#### [What you should do]
Please give the data below again in full, exactly as it stands.

#### [Exercise data]
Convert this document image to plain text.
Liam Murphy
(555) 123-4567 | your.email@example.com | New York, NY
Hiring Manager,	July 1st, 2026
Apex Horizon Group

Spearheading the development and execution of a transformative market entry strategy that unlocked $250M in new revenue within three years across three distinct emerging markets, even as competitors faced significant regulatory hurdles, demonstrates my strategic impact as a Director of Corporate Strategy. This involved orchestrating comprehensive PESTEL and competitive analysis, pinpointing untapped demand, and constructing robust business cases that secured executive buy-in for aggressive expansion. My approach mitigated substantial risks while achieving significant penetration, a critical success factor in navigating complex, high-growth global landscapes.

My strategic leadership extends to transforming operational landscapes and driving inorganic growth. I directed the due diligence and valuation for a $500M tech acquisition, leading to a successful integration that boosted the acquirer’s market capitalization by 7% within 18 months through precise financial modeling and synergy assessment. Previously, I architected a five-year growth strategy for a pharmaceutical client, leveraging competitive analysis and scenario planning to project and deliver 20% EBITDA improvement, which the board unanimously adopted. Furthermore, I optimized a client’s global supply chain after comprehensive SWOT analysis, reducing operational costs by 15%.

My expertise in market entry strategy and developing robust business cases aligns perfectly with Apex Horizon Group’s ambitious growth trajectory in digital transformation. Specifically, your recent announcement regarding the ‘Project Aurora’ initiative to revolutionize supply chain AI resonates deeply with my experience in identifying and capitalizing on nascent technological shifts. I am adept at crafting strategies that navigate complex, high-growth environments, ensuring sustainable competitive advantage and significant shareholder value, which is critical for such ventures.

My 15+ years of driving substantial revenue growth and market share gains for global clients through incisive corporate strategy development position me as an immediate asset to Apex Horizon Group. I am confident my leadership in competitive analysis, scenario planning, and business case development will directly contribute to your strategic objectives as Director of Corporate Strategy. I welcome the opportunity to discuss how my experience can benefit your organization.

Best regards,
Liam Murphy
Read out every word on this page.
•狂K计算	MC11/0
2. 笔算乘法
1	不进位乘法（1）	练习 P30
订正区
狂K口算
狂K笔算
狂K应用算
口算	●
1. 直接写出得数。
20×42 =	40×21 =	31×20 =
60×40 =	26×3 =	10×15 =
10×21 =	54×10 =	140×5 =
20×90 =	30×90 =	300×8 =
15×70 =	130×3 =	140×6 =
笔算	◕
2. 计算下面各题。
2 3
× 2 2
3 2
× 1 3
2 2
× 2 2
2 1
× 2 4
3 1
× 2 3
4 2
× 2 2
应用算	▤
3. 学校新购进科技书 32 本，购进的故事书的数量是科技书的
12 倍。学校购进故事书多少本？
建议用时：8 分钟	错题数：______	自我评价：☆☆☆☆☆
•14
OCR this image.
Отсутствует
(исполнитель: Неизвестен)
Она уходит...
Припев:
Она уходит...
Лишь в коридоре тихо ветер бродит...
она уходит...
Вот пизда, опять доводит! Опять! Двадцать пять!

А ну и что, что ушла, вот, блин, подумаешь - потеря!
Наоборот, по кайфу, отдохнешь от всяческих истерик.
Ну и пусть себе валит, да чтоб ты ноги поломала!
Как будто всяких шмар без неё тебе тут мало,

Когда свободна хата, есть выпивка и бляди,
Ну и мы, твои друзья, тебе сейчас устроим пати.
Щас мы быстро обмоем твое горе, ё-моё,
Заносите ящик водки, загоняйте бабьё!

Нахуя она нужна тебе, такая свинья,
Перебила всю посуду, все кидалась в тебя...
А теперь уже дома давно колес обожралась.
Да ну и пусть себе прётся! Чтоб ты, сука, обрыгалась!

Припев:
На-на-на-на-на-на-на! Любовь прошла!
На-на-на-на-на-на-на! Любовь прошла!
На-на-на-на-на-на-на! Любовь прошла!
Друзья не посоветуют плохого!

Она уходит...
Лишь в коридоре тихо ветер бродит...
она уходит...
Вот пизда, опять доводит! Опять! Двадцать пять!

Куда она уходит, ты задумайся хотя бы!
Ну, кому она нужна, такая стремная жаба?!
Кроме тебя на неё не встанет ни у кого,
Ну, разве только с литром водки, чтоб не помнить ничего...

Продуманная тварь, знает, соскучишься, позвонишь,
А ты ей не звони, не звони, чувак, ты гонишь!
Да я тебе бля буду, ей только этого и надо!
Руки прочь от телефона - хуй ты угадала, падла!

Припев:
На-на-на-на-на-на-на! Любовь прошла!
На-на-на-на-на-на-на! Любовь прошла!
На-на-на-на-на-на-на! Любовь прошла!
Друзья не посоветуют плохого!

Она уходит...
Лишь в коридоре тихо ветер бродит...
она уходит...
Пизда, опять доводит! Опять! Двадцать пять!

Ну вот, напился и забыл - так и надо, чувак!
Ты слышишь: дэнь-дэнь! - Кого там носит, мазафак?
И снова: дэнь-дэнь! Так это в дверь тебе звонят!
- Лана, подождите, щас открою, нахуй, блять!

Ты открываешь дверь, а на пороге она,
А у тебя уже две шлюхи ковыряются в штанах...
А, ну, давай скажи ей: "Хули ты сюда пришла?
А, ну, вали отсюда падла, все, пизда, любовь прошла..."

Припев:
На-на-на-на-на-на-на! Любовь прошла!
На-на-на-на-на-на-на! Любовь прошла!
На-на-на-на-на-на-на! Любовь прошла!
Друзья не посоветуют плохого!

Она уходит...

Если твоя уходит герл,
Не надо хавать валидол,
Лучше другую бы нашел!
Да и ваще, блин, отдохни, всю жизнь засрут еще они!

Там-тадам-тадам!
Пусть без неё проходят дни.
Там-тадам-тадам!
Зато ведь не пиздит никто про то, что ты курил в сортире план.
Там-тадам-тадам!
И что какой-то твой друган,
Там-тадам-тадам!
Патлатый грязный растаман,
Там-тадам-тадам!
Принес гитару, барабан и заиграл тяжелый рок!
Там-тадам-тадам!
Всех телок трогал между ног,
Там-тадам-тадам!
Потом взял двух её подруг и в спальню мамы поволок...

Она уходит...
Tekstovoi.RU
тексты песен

#### [Result of the exercise]
Convert this document image to plain text.
Liam Murphy
(555) 123-4567 | your.email@example.com | New York, NY
Hiring Manager,	July 1st, 2026
Apex Horizon Group

Spearheading the development and execution of a transformative market entry strategy that unlocked $250M in new revenue within three years across three distinct emerging markets, even as competitors faced significant regulatory hurdles, demonstrates my strategic impact as a Director of Corporate Strategy. This involved orchestrating comprehensive PESTEL and competitive analysis, pinpointing untapped demand, and constructing robust business cases that secured executive buy-in for aggressive expansion. My approach mitigated substantial risks while achieving significant penetration, a critical success factor in navigating complex, high-growth global landscapes.

My strategic leadership extends to transforming operational landscapes and driving inorganic growth. I directed the due diligence and valuation for a $500M tech acquisition, leading to a successful integration that boosted the acquirer’s market capitalization by 7% within 18 months through precise financial modeling and synergy assessment. Previously, I architected a five-year growth strategy for a pharmaceutical client, leveraging competitive analysis and scenario planning to project and deliver 20% EBITDA improvement, which the board unanimously adopted. Furthermore, I optimized a client’s global supply chain after comprehensive SWOT analysis, reducing operational costs by 15%.

My expertise in market entry strategy and developing robust business cases aligns perfectly with Apex Horizon Group’s ambitious growth trajectory in digital transformation. Specifically, your recent announcement regarding the ‘Project Aurora’ initiative to revolutionize supply chain AI resonates deeply with my experience in identifying and capitalizing on nascent technological shifts. I am adept at crafting strategies that navigate complex, high-growth environments, ensuring sustainable competitive advantage and significant shareholder value, which is critical for such ventures.

My 15+ years of driving substantial revenue growth and market share gains for global clients through incisive corporate strategy development position me as an immediate asset to Apex Horizon Group. I am confident my leadership in competitive analysis, scenario planning, and business case development will directly contribute to your strategic objectives as Director of Corporate Strategy. I welcome the opportunity to discuss how my experience can benefit your organization.

Best regards,
Liam Murphy
Read out every word on this page.
•狂K计算	MC11/0
2. 笔算乘法
1	不进位乘法（1）	练习 P30
订正区
狂K口算
狂K笔算
狂K应用算
口算	●
1. 直接写出得数。
20×42 =	40×21 =	31×20 =
60×40 =	26×3 =	10×15 =
10×21 =	54×10 =	140×5 =
20×90 =	30×90 =	300×8 =
15×70 =	130×3 =	140×6 =
笔算	◕
2. 计算下面各题。
2 3
× 2 2
3 2
× 1 3
2 2
× 2 2
2 1
× 2 4
3 1
× 2 3
4 2
× 2 2
应用算	▤
3. 学校新购进科技书 32 本，购进的故事书的数量是科技书的
12 倍。学校购进故事书多少本？
建议用时：8 分钟	错题数：______	自我评价：☆☆☆☆☆
•14
OCR this image.
Отсутствует
(исполнитель: Неизвестен)
Она уходит...
Припев:
Она уходит...
Лишь в коридоре тихо ветер бродит...
она уходит...
Вот пизда, опять доводит! Опять! Двадцать пять!

А ну и что, что ушла, вот, блин, подумаешь - потеря!
Наоборот, по кайфу, отдохнешь от всяческих истерик.
Ну и пусть себе валит, да чтоб ты ноги поломала!
Как будто всяких шмар без неё тебе тут мало,

Когда свободна хата, есть выпивка и бляди,
Ну и мы, твои друзья, тебе сейчас устроим пати.
Щас мы быстро обмоем твое горе, ё-моё,
Заносите ящик водки, загоняйте бабьё!

Нахуя она нужна тебе, такая свинья,
Перебила всю посуду, все кидалась в тебя...
А теперь уже дома давно колес обожралась.
Да ну и пусть себе прётся! Чтоб ты, сука, обрыгалась!

Припев:
На-на-на-на-на-на-на! Любовь прошла!
На-на-на-на-на-на-на! Любовь прошла!
На-на-на-на-на-на-на! Любовь прошла!
Друзья не посоветуют плохого!

Она уходит...
Лишь в коридоре тихо ветер бродит...
она уходит...
Вот пизда, опять доводит! Опять! Двадцать пять!

Куда она уходит, ты задумайся хотя бы!
Ну, кому она нужна, такая стремная жаба?!
Кроме тебя на неё не встанет ни у кого,
Ну, разве только с литром водки, чтоб не помнить ничего...

Продуманная тварь, знает, соскучишься, позвонишь,
А ты ей не звони, не звони, чувак, ты гонишь!
Да я тебе бля буду, ей только этого и надо!
Руки прочь от телефона - хуй ты угадала, падла!

Припев:
На-на-на-на-на-на-на! Любовь прошла!
На-на-на-на-на-на-на! Любовь прошла!
На-на-на-на-на-на-на! Любовь прошла!
Друзья не посоветуют плохого!

Она уходит...
Лишь в коридоре тихо ветер бродит...
она уходит...
Пизда, опять доводит! Опять! Двадцать пять!

Ну вот, напился и забыл - так и надо, чувак!
Ты слышишь: дэнь-дэнь! - Кого там носит, мазафак?
И снова: дэнь-дэнь! Так это в дверь тебе звонят!
- Лана, подождите, щас открою, нахуй, блять!

Ты открываешь дверь, а на пороге она,
А у тебя уже две шлюхи ковыряются в штанах...
А, ну, давай скажи ей: "Хули ты сюда пришла?
А, ну, вали отсюда падла, все, пизда, любовь прошла..."

Припев:
На-на-на-на-на-на-на! Любовь прошла!
На-на-на-на-на-на-на! Любовь прошла!
На-на-на-на-на-на-на! Любовь прошла!
Друзья не посоветуют плохого!

Она уходит...

Если твоя уходит герл,
Не надо хавать валидол,
Лучше другую бы нашел!
Да и ваще, блин, отдохни, всю жизнь засрут еще они!

Там-тадам-тадам!
Пусть без неё проходят дни.
Там-тадам-тадам!
Зато ведь не пиздит никто про то, что ты курил в сортире план.
Там-тадам-тадам!
И что какой-то твой друган,
Там-тадам-тадам!
Патлатый грязный растаман,
Там-тадам-тадам!
Принес гитару, барабан и заиграл тяжелый рок!
Там-тадам-тадам!
Всех телок трогал между ног,
Там-тадам-тадам!
Потом взял двух её подруг и в спальню мамы поволок...

Она уходит...
Tekstovoi.RU
тексты песен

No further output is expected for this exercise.